*Direction*
Please translate this sentence from the Blue Tiger film article into Spanish: "Blue Tiger is a 1994 American action thriller film directed by Norberto Barba, and starring Virginia Madsen, Ryo Ishibashi and Yuji Okumoto."

- Directed by: Norberto Barba
- Written by: Takashi Shimizu Joel Soisson
- Produced by: Aki Komine Michael Leahy
- Starring: Virginia Madsen; Ryo Ishibashi; Yuji Okumoto;
- Cinematography: Christopher Walling
- Edited by: Caroline Ross
- Music by: David C. Williams
- Distributed by: First Look International
- Release dates: April 3, 1994 (Japan and United States);
- Running time: 88 minutes
- Countries: United States Japan
- Languages: English^{[citation needed]}, Japanese
- Budget: $4 million

= Blue Tiger (film) =

Blue Tiger is a 1994 American action thriller film directed by Norberto Barba, and starring Virginia Madsen, Ryo Ishibashi and Yuji Okumoto.

==Plot==
Gina Hayes is a sweet and dedicated mother to her little son. One day, while shopping with him for a Halloween mask, her son is accidentally shot through the chest by a Japanese gunman who is trying to kill an opposing gang of bus operators. Gina notices that the gunman has a picture of a blue tiger tattooed on his chest. She becomes obsessed with vengeance and has an identical red tiger etched into her skin. She then tracks down the killer and plots his death. This leads her into the world of the Japanese Mafia, where she uses her sexual allure and newfound knowledge of the Japanese language to search the tattooed men for the same blue tiger bearer that killed her son.

*Dataset extract*
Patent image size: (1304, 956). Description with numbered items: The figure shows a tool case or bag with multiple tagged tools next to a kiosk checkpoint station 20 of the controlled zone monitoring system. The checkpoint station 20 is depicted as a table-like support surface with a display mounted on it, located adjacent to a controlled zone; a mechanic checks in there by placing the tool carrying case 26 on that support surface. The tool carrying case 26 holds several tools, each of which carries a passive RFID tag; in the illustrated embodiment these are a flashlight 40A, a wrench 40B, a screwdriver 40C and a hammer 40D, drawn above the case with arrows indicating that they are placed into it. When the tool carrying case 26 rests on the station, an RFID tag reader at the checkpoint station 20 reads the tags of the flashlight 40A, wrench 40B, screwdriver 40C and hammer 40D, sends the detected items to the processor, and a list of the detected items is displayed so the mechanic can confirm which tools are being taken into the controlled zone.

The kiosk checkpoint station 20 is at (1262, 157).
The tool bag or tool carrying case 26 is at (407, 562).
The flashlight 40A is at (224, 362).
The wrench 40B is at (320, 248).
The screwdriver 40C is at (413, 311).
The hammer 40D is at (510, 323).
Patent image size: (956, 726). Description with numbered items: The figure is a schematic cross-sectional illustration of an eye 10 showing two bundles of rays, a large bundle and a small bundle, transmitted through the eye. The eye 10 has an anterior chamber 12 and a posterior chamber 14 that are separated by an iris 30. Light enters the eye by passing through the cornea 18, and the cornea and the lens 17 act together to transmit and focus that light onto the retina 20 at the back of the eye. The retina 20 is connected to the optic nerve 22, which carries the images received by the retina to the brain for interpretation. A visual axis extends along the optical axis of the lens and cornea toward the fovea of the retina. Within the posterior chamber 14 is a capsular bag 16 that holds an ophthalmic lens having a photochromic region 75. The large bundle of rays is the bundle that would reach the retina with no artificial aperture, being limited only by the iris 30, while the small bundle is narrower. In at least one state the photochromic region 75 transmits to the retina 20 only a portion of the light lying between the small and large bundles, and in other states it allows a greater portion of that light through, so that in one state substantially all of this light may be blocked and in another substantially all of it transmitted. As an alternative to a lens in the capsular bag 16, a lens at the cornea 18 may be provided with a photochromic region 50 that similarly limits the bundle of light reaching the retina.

*Right answer*
Blue Tiger es una película estadounidense de acción y suspenso de 1994 dirigida por Norberto Barba y protagonizada por Virginia Madsen, Ryo Ishibashi y Yuji Okumoto.